= Saved entries =
════════════════════

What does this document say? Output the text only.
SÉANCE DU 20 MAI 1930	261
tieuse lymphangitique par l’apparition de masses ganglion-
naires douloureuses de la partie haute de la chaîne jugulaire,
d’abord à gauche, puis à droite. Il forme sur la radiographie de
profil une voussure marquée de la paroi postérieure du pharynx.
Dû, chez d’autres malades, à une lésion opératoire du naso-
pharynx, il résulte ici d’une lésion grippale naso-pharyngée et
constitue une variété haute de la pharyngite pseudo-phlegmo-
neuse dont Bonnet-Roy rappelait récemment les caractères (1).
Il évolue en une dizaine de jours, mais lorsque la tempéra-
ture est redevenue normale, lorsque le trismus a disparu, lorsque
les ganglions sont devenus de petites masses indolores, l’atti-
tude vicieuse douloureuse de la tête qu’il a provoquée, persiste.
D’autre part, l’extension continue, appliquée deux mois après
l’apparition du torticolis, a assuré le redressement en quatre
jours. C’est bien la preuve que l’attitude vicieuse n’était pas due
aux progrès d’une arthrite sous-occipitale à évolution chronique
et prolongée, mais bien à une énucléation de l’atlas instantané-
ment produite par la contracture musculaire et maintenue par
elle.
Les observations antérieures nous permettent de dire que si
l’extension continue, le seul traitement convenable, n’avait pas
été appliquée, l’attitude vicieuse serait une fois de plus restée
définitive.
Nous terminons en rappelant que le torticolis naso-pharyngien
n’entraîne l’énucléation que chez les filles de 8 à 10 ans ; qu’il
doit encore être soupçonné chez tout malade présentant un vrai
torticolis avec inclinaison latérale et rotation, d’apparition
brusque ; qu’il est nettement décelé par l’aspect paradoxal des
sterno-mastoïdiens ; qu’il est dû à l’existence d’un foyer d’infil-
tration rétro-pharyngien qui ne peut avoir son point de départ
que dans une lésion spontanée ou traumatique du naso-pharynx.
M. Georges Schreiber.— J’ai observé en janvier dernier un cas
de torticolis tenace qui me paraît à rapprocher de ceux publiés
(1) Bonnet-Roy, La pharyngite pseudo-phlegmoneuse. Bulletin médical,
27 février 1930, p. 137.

════════════════════

Reply with nothing but the number of lines in the data above that contain "naso".

= TASK RESULT =
4